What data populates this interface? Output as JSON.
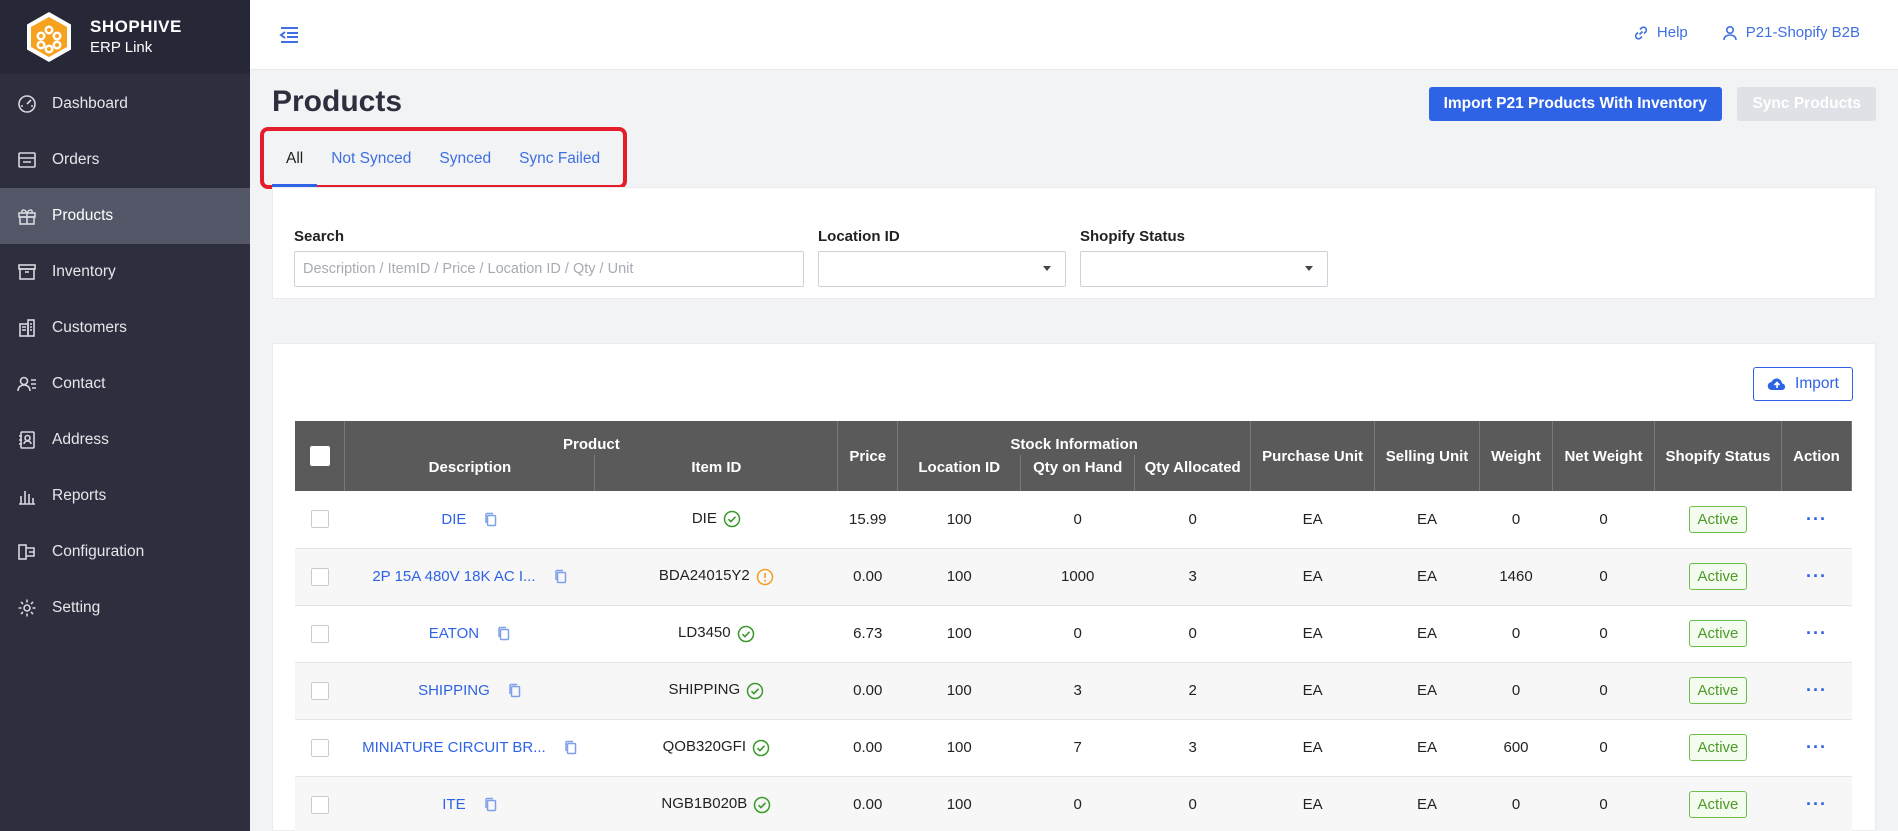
{
  "brand": {
    "name": "SHOPHIVE",
    "subtitle": "ERP Link"
  },
  "sidebar": {
    "items": [
      {
        "label": "Dashboard",
        "icon": "gauge-icon"
      },
      {
        "label": "Orders",
        "icon": "orders-icon"
      },
      {
        "label": "Products",
        "icon": "gift-icon",
        "active": true
      },
      {
        "label": "Inventory",
        "icon": "archive-icon"
      },
      {
        "label": "Customers",
        "icon": "building-icon"
      },
      {
        "label": "Contact",
        "icon": "contact-icon"
      },
      {
        "label": "Address",
        "icon": "address-book-icon"
      },
      {
        "label": "Reports",
        "icon": "bar-chart-icon"
      },
      {
        "label": "Configuration",
        "icon": "configuration-icon"
      },
      {
        "label": "Setting",
        "icon": "gear-icon"
      }
    ]
  },
  "topbar": {
    "help": "Help",
    "account": "P21-Shopify B2B"
  },
  "page": {
    "title": "Products",
    "import_button": "Import P21 Products With Inventory",
    "sync_button": "Sync Products"
  },
  "tabs": [
    "All",
    "Not Synced",
    "Synced",
    "Sync Failed"
  ],
  "filters": {
    "search_label": "Search",
    "search_placeholder": "Description / ItemID / Price / Location ID / Qty / Unit",
    "location_label": "Location ID",
    "status_label": "Shopify Status"
  },
  "table": {
    "import_button": "Import",
    "headers": {
      "product": "Product",
      "description": "Description",
      "item_id": "Item ID",
      "price": "Price",
      "stock": "Stock Information",
      "location_id": "Location ID",
      "qty_on_hand": "Qty on Hand",
      "qty_allocated": "Qty Allocated",
      "purchase_unit": "Purchase Unit",
      "selling_unit": "Selling Unit",
      "weight": "Weight",
      "net_weight": "Net Weight",
      "shopify_status": "Shopify Status",
      "action": "Action"
    },
    "rows": [
      {
        "description": "DIE",
        "item_id": "DIE",
        "sync": "ok",
        "price": "15.99",
        "location": "100",
        "on_hand": "0",
        "allocated": "0",
        "purchase_unit": "EA",
        "selling_unit": "EA",
        "weight": "0",
        "net_weight": "0",
        "status": "Active",
        "action": "···"
      },
      {
        "description": "2P 15A 480V 18K AC I...",
        "item_id": "BDA24015Y2",
        "sync": "warning",
        "price": "0.00",
        "location": "100",
        "on_hand": "1000",
        "allocated": "3",
        "purchase_unit": "EA",
        "selling_unit": "EA",
        "weight": "1460",
        "net_weight": "0",
        "status": "Active",
        "action": "···"
      },
      {
        "description": "EATON",
        "item_id": "LD3450",
        "sync": "ok",
        "price": "6.73",
        "location": "100",
        "on_hand": "0",
        "allocated": "0",
        "purchase_unit": "EA",
        "selling_unit": "EA",
        "weight": "0",
        "net_weight": "0",
        "status": "Active",
        "action": "···"
      },
      {
        "description": "SHIPPING",
        "item_id": "SHIPPING",
        "sync": "ok",
        "price": "0.00",
        "location": "100",
        "on_hand": "3",
        "allocated": "2",
        "purchase_unit": "EA",
        "selling_unit": "EA",
        "weight": "0",
        "net_weight": "0",
        "status": "Active",
        "action": "···"
      },
      {
        "description": "MINIATURE CIRCUIT BR...",
        "item_id": "QOB320GFI",
        "sync": "ok",
        "price": "0.00",
        "location": "100",
        "on_hand": "7",
        "allocated": "3",
        "purchase_unit": "EA",
        "selling_unit": "EA",
        "weight": "600",
        "net_weight": "0",
        "status": "Active",
        "action": "···"
      },
      {
        "description": "ITE",
        "item_id": "NGB1B020B",
        "sync": "ok",
        "price": "0.00",
        "location": "100",
        "on_hand": "0",
        "allocated": "0",
        "purchase_unit": "EA",
        "selling_unit": "EA",
        "weight": "0",
        "net_weight": "0",
        "status": "Active",
        "action": "···"
      }
    ]
  },
  "colors": {
    "accent": "#2f63e6",
    "sidebar": "#2d2f3e",
    "highlight": "#e41d2a",
    "success": "#4e9a2a",
    "warning": "#f0a020"
  }
}
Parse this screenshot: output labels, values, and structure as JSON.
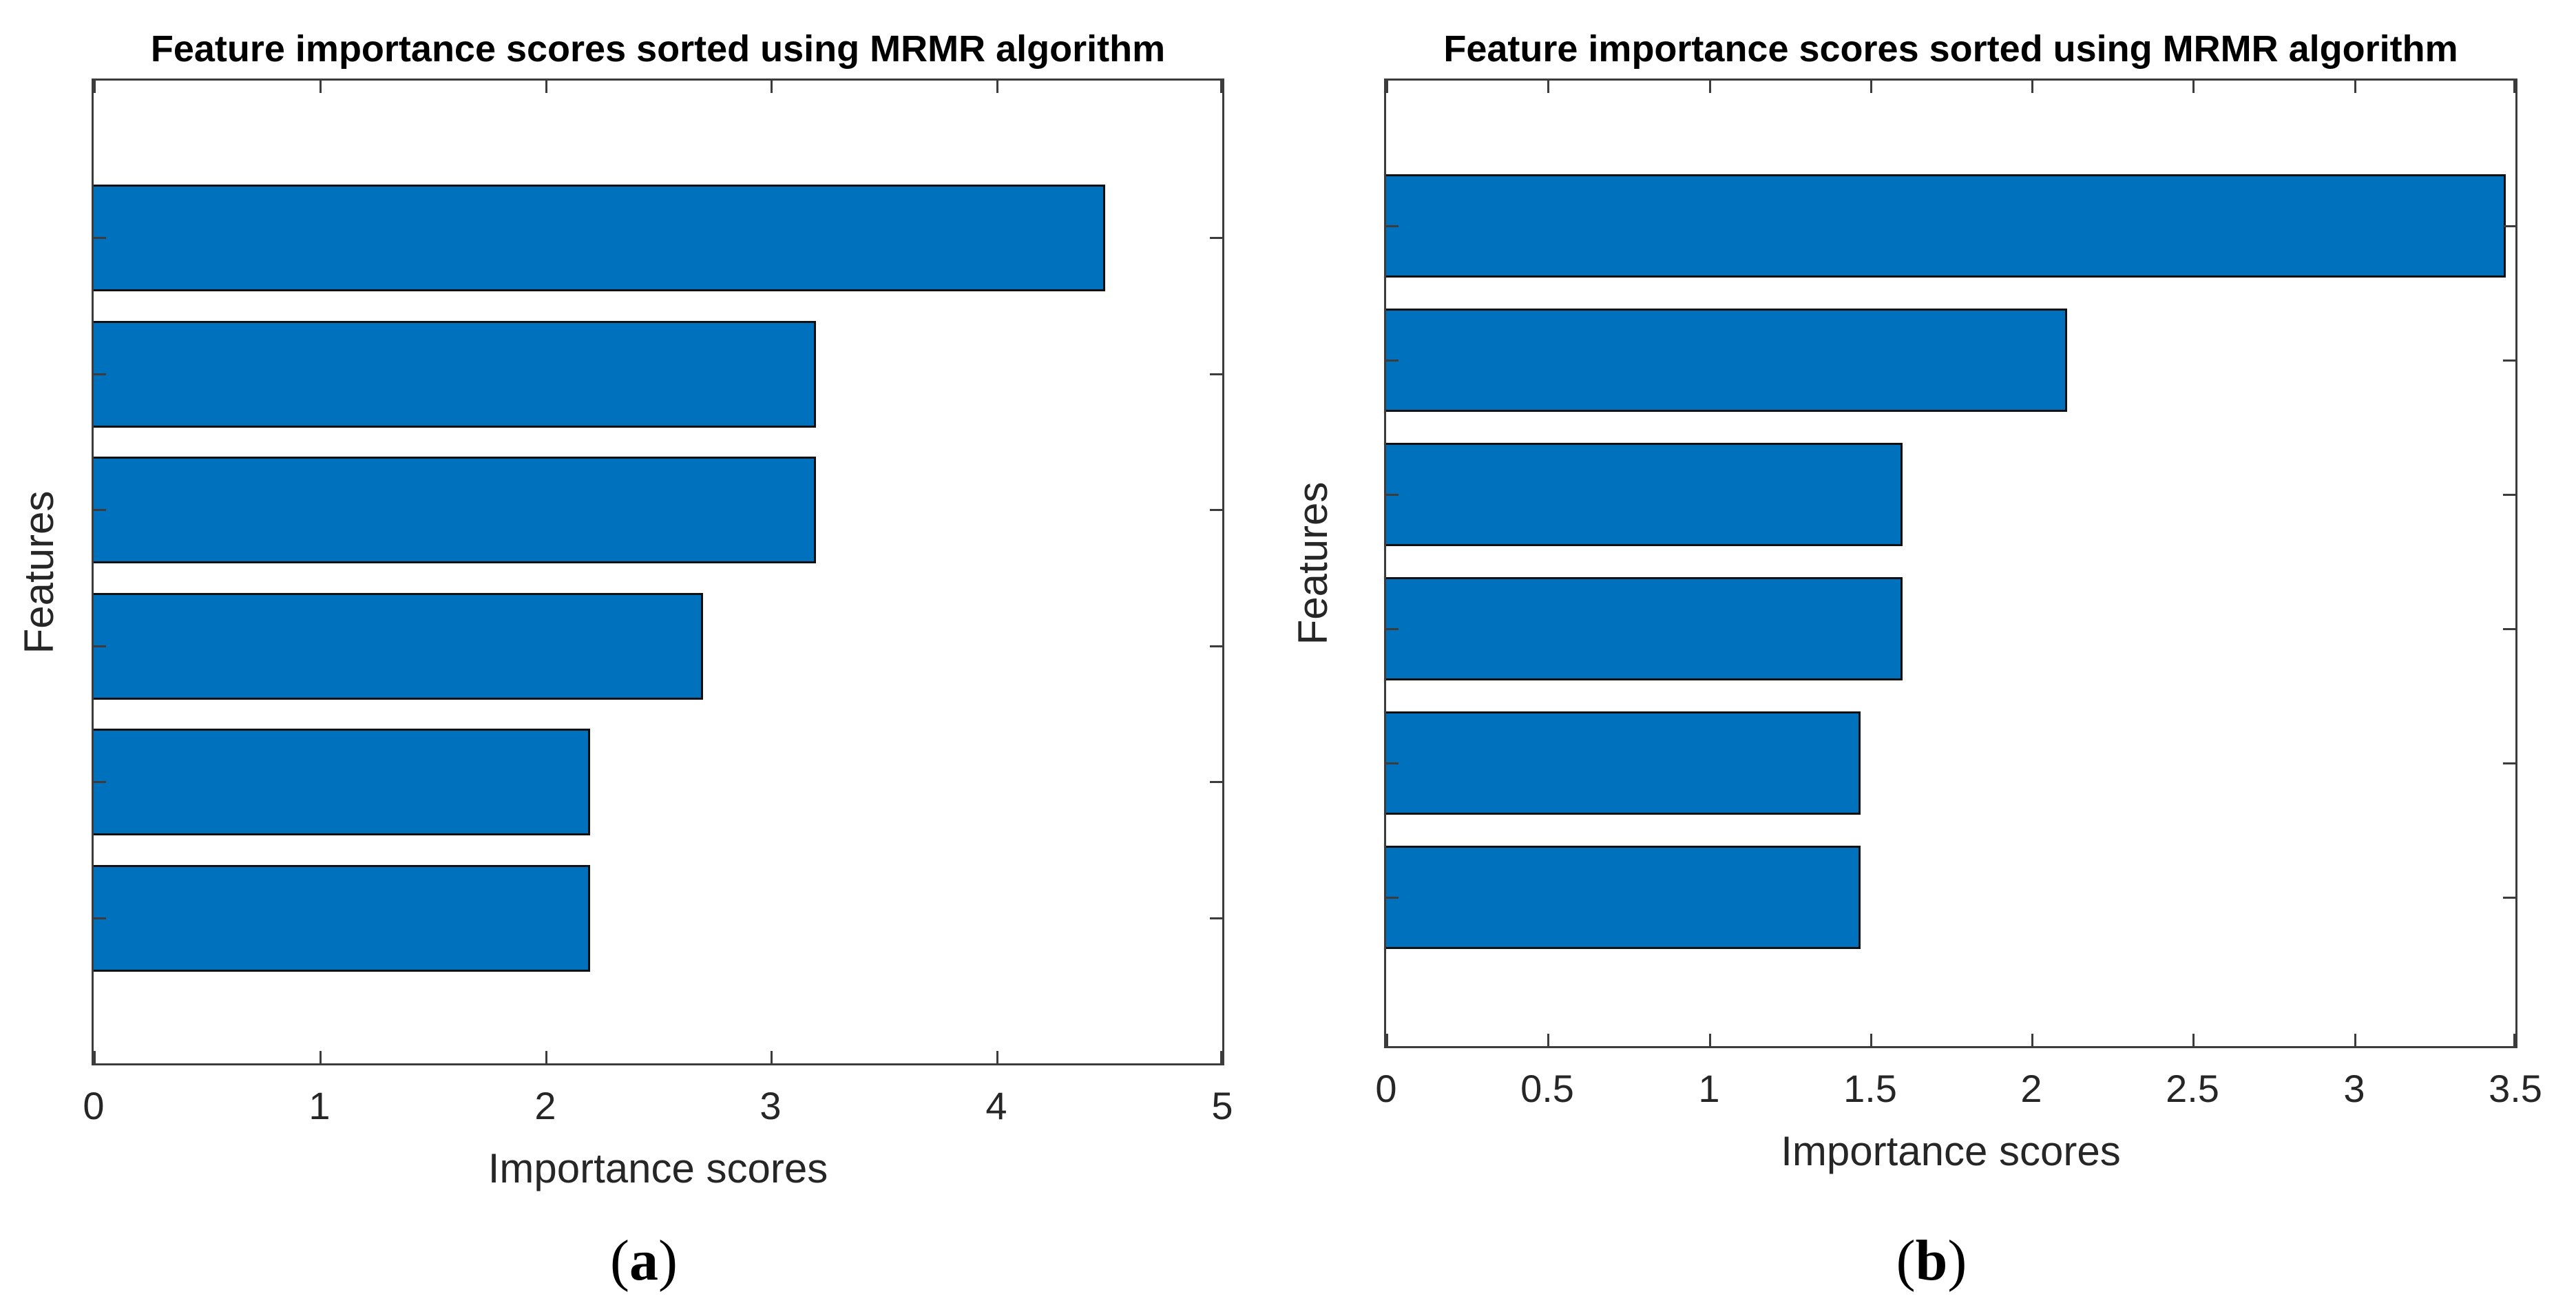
{
  "figure": {
    "colors": {
      "bar_fill": "#0072BD",
      "bar_edge": "#101010",
      "axis_line": "#3c3c3c",
      "tick_text": "#262626",
      "title_text": "#000000"
    }
  },
  "chart_data": [
    {
      "type": "bar",
      "orientation": "horizontal",
      "title": "Feature importance scores sorted using MRMR algorithm",
      "xlabel": "Importance scores",
      "ylabel": "Features",
      "caption": {
        "open": "(",
        "letter": "a",
        "close": ")"
      },
      "categories": [
        "",
        "",
        "",
        "",
        "",
        ""
      ],
      "values": [
        4.48,
        3.2,
        3.2,
        2.7,
        2.2,
        2.2
      ],
      "xlim": [
        0,
        5
      ],
      "x_ticks": [
        0,
        1,
        2,
        3,
        4,
        5
      ],
      "x_tick_labels": [
        "0",
        "1",
        "2",
        "3",
        "4",
        "5"
      ],
      "grid": false,
      "legend": false,
      "bar_color": "#0072BD",
      "bar_edge_color": "#101010"
    },
    {
      "type": "bar",
      "orientation": "horizontal",
      "title": "Feature importance scores sorted using MRMR algorithm",
      "xlabel": "Importance scores",
      "ylabel": "Features",
      "caption": {
        "open": "(",
        "letter": "b",
        "close": ")"
      },
      "categories": [
        "",
        "",
        "",
        "",
        "",
        ""
      ],
      "values": [
        3.47,
        2.11,
        1.6,
        1.6,
        1.47,
        1.47
      ],
      "xlim": [
        0,
        3.5
      ],
      "x_ticks": [
        0,
        0.5,
        1,
        1.5,
        2,
        2.5,
        3,
        3.5
      ],
      "x_tick_labels": [
        "0",
        "0.5",
        "1",
        "1.5",
        "2",
        "2.5",
        "3",
        "3.5"
      ],
      "grid": false,
      "legend": false,
      "bar_color": "#0072BD",
      "bar_edge_color": "#101010"
    }
  ]
}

TASK DETAILS
Transcribe the material exactly, and leave out whatever pictures it holds.

FINISHED ANSWER
What data populates this interface? Output as JSON.
{
  "brand": {
    "name": "SHOPHIVE",
    "subtitle": "ERP Link"
  },
  "sidebar": {
    "items": [
      {
        "label": "Dashboard",
        "icon": "gauge-icon"
      },
      {
        "label": "Orders",
        "icon": "orders-icon"
      },
      {
        "label": "Products",
        "icon": "gift-icon",
        "active": true
      },
      {
        "label": "Inventory",
        "icon": "archive-icon"
      },
      {
        "label": "Customers",
        "icon": "building-icon"
      },
      {
        "label": "Contact",
        "icon": "contact-icon"
      },
      {
        "label": "Address",
        "icon": "address-book-icon"
      },
      {
        "label": "Reports",
        "icon": "bar-chart-icon"
      },
      {
        "label": "Configuration",
        "icon": "configuration-icon"
      },
      {
        "label": "Setting",
        "icon": "gear-icon"
      }
    ]
  },
  "topbar": {
    "help": "Help",
    "account": "P21-Shopify B2B"
  },
  "page": {
    "title": "Products",
    "import_button": "Import P21 Products With Inventory",
    "sync_button": "Sync Products"
  },
  "tabs": [
    "All",
    "Not Synced",
    "Synced",
    "Sync Failed"
  ],
  "filters": {
    "search_label": "Search",
    "search_placeholder": "Description / ItemID / Price / Location ID / Qty / Unit",
    "location_label": "Location ID",
    "status_label": "Shopify Status"
  },
  "table": {
    "import_button": "Import",
    "headers": {
      "product": "Product",
      "description": "Description",
      "item_id": "Item ID",
      "price": "Price",
      "stock": "Stock Information",
      "location_id": "Location ID",
      "qty_on_hand": "Qty on Hand",
      "qty_allocated": "Qty Allocated",
      "purchase_unit": "Purchase Unit",
      "selling_unit": "Selling Unit",
      "weight": "Weight",
      "net_weight": "Net Weight",
      "shopify_status": "Shopify Status",
      "action": "Action"
    },
    "rows": [
      {
        "description": "DIE",
        "item_id": "DIE",
        "sync": "ok",
        "price": "15.99",
        "location": "100",
        "on_hand": "0",
        "allocated": "0",
        "purchase_unit": "EA",
        "selling_unit": "EA",
        "weight": "0",
        "net_weight": "0",
        "status": "Active",
        "action": "···"
      },
      {
        "description": "2P 15A 480V 18K AC I...",
        "item_id": "BDA24015Y2",
        "sync": "warning",
        "price": "0.00",
        "location": "100",
        "on_hand": "1000",
        "allocated": "3",
        "purchase_unit": "EA",
        "selling_unit": "EA",
        "weight": "1460",
        "net_weight": "0",
        "status": "Active",
        "action": "···"
      },
      {
        "description": "EATON",
        "item_id": "LD3450",
        "sync": "ok",
        "price": "6.73",
        "location": "100",
        "on_hand": "0",
        "allocated": "0",
        "purchase_unit": "EA",
        "selling_unit": "EA",
        "weight": "0",
        "net_weight": "0",
        "status": "Active",
        "action": "···"
      },
      {
        "description": "SHIPPING",
        "item_id": "SHIPPING",
        "sync": "ok",
        "price": "0.00",
        "location": "100",
        "on_hand": "3",
        "allocated": "2",
        "purchase_unit": "EA",
        "selling_unit": "EA",
        "weight": "0",
        "net_weight": "0",
        "status": "Active",
        "action": "···"
      },
      {
        "description": "MINIATURE CIRCUIT BR...",
        "item_id": "QOB320GFI",
        "sync": "ok",
        "price": "0.00",
        "location": "100",
        "on_hand": "7",
        "allocated": "3",
        "purchase_unit": "EA",
        "selling_unit": "EA",
        "weight": "600",
        "net_weight": "0",
        "status": "Active",
        "action": "···"
      },
      {
        "description": "ITE",
        "item_id": "NGB1B020B",
        "sync": "ok",
        "price": "0.00",
        "location": "100",
        "on_hand": "0",
        "allocated": "0",
        "purchase_unit": "EA",
        "selling_unit": "EA",
        "weight": "0",
        "net_weight": "0",
        "status": "Active",
        "action": "···"
      }
    ]
  },
  "colors": {
    "accent": "#2f63e6",
    "sidebar": "#2d2f3e",
    "highlight": "#e41d2a",
    "success": "#4e9a2a",
    "warning": "#f0a020"
  }
}
Parse this screenshot: output labels, values, and structure as JSON.
{
  "figure": {
    "colors": {
      "bar_fill": "#0072BD",
      "bar_edge": "#101010",
      "axis_line": "#3c3c3c",
      "tick_text": "#262626",
      "title_text": "#000000"
    }
  },
  "chart_data": [
    {
      "type": "bar",
      "orientation": "horizontal",
      "title": "Feature importance scores sorted using MRMR algorithm",
      "xlabel": "Importance scores",
      "ylabel": "Features",
      "caption": {
        "open": "(",
        "letter": "a",
        "close": ")"
      },
      "categories": [
        "",
        "",
        "",
        "",
        "",
        ""
      ],
      "values": [
        4.48,
        3.2,
        3.2,
        2.7,
        2.2,
        2.2
      ],
      "xlim": [
        0,
        5
      ],
      "x_ticks": [
        0,
        1,
        2,
        3,
        4,
        5
      ],
      "x_tick_labels": [
        "0",
        "1",
        "2",
        "3",
        "4",
        "5"
      ],
      "grid": false,
      "legend": false,
      "bar_color": "#0072BD",
      "bar_edge_color": "#101010"
    },
    {
      "type": "bar",
      "orientation": "horizontal",
      "title": "Feature importance scores sorted using MRMR algorithm",
      "xlabel": "Importance scores",
      "ylabel": "Features",
      "caption": {
        "open": "(",
        "letter": "b",
        "close": ")"
      },
      "categories": [
        "",
        "",
        "",
        "",
        "",
        ""
      ],
      "values": [
        3.47,
        2.11,
        1.6,
        1.6,
        1.47,
        1.47
      ],
      "xlim": [
        0,
        3.5
      ],
      "x_ticks": [
        0,
        0.5,
        1,
        1.5,
        2,
        2.5,
        3,
        3.5
      ],
      "x_tick_labels": [
        "0",
        "0.5",
        "1",
        "1.5",
        "2",
        "2.5",
        "3",
        "3.5"
      ],
      "grid": false,
      "legend": false,
      "bar_color": "#0072BD",
      "bar_edge_color": "#101010"
    }
  ]
}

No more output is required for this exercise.